AIM: State the number of lines in these records holding "icon". Say nothing more.
## begin ENTRIES SHOWN
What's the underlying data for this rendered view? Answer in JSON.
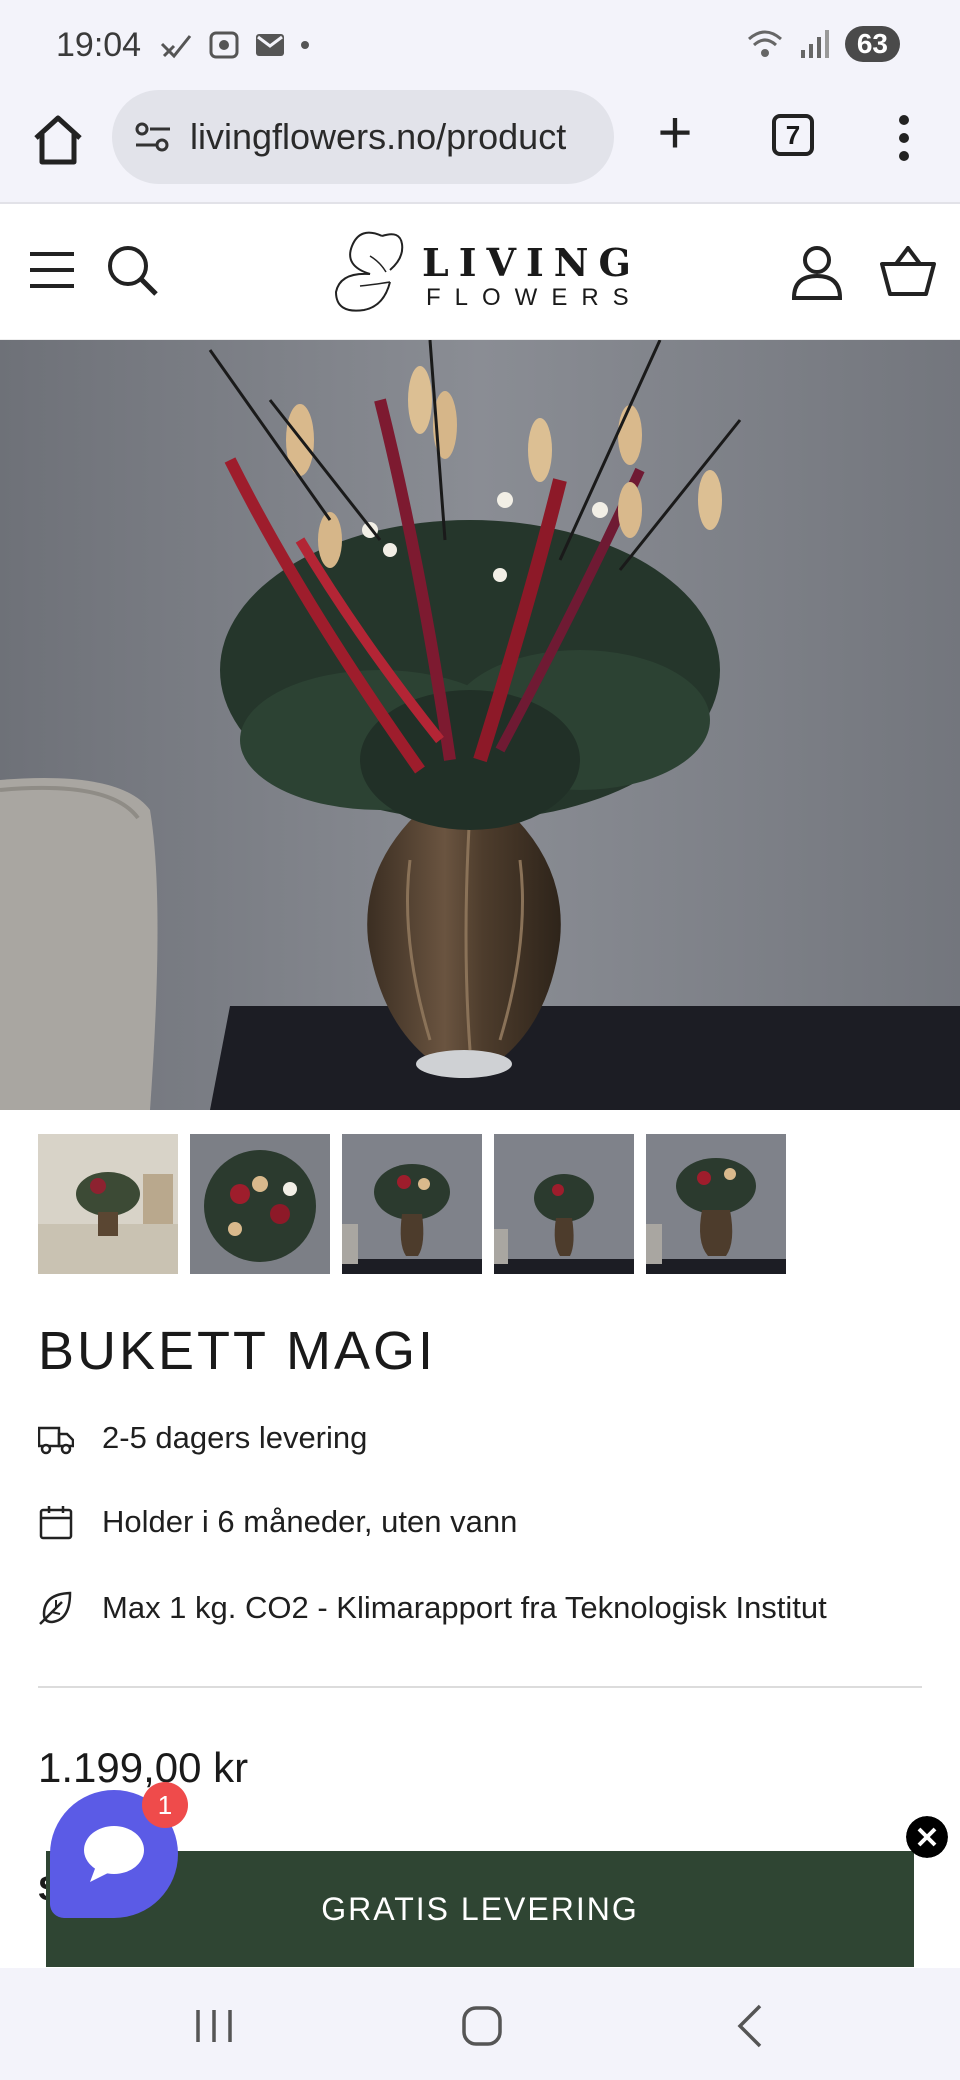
{
  "status_bar": {
    "time": "19:04",
    "battery": "63"
  },
  "browser": {
    "url": "livingflowers.no/product",
    "tabs_count": "7",
    "plus_symbol": "+"
  },
  "site": {
    "logo_top": "LIVING",
    "logo_bottom": "FLOWERS"
  },
  "product": {
    "title": "BUKETT MAGI",
    "features": [
      {
        "icon": "truck-icon",
        "text": "2-5 dagers levering"
      },
      {
        "icon": "calendar-icon",
        "text": "Holder i 6 måneder, uten vann"
      },
      {
        "icon": "leaf-icon",
        "text": "Max 1 kg. CO2 - Klimarapport fra Teknologisk Institut"
      }
    ],
    "price": "1.199,00 kr",
    "partial_label": "S"
  },
  "promo": {
    "free_delivery": "GRATIS LEVERING"
  },
  "chat": {
    "badge": "1"
  }
}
## end ENTRIES SHOWN
RESULT BELOW: 3